[WRITTEN PROBLEM] Report, as a bare number, how many lines of the material below contain the word "Quantité".

[DATA EXTRACT]
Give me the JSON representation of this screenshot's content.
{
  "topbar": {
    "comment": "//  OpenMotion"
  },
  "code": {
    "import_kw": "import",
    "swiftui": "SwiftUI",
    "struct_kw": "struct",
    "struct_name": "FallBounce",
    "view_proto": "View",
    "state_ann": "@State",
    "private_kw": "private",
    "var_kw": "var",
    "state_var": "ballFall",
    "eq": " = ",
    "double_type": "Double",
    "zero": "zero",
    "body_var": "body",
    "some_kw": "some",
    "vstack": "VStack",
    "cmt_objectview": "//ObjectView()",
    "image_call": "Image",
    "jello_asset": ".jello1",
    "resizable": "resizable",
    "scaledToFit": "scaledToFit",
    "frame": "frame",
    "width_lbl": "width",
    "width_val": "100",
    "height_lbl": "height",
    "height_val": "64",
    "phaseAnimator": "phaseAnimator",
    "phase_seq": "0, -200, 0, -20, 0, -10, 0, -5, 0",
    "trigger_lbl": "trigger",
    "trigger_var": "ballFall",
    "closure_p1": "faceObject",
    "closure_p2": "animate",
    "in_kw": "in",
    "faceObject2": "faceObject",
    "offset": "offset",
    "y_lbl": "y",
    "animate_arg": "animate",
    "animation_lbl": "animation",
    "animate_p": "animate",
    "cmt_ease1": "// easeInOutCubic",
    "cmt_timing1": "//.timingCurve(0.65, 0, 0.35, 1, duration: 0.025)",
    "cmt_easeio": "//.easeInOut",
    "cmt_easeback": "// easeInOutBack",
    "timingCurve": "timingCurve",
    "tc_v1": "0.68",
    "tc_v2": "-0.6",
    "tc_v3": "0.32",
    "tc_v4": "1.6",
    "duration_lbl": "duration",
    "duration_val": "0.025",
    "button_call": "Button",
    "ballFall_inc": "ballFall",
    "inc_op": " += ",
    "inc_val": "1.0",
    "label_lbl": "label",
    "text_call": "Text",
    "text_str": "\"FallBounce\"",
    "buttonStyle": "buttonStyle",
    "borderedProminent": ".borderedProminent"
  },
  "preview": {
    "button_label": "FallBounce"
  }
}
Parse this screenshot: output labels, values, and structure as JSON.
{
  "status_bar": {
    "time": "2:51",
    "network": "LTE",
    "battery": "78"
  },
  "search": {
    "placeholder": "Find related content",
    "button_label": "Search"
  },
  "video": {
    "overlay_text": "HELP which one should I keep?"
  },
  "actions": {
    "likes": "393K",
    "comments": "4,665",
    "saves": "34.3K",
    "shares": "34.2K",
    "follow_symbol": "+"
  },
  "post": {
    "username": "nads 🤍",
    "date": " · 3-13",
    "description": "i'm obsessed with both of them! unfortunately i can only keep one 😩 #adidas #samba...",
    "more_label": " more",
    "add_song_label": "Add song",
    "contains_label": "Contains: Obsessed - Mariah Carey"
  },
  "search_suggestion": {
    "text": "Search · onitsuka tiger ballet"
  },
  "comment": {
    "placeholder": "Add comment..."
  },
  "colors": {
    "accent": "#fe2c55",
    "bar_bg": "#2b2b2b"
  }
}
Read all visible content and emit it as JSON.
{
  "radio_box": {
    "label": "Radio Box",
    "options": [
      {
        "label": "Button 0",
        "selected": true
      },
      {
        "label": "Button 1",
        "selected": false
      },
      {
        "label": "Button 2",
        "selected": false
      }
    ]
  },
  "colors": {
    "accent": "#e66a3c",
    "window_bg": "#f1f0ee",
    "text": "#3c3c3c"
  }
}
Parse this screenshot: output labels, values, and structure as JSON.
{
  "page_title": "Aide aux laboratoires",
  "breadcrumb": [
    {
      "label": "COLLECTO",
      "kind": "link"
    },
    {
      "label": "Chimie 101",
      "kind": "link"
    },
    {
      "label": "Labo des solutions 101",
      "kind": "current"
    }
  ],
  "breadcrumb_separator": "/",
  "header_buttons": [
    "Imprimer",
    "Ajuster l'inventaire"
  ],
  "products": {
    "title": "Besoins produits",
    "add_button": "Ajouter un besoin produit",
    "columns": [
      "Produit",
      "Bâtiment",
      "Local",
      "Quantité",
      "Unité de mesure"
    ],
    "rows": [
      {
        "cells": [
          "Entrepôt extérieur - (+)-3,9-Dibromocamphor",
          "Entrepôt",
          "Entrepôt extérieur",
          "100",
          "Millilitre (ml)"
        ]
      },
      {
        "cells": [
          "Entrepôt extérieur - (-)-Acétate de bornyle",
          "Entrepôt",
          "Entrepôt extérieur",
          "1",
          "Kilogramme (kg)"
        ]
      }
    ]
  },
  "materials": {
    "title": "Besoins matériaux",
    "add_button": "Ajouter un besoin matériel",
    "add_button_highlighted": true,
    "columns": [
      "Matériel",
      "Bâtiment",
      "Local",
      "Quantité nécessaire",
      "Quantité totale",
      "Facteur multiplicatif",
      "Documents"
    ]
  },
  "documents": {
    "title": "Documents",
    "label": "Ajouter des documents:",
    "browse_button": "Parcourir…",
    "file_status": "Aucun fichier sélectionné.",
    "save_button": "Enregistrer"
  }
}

[TASK OUTPUT] 3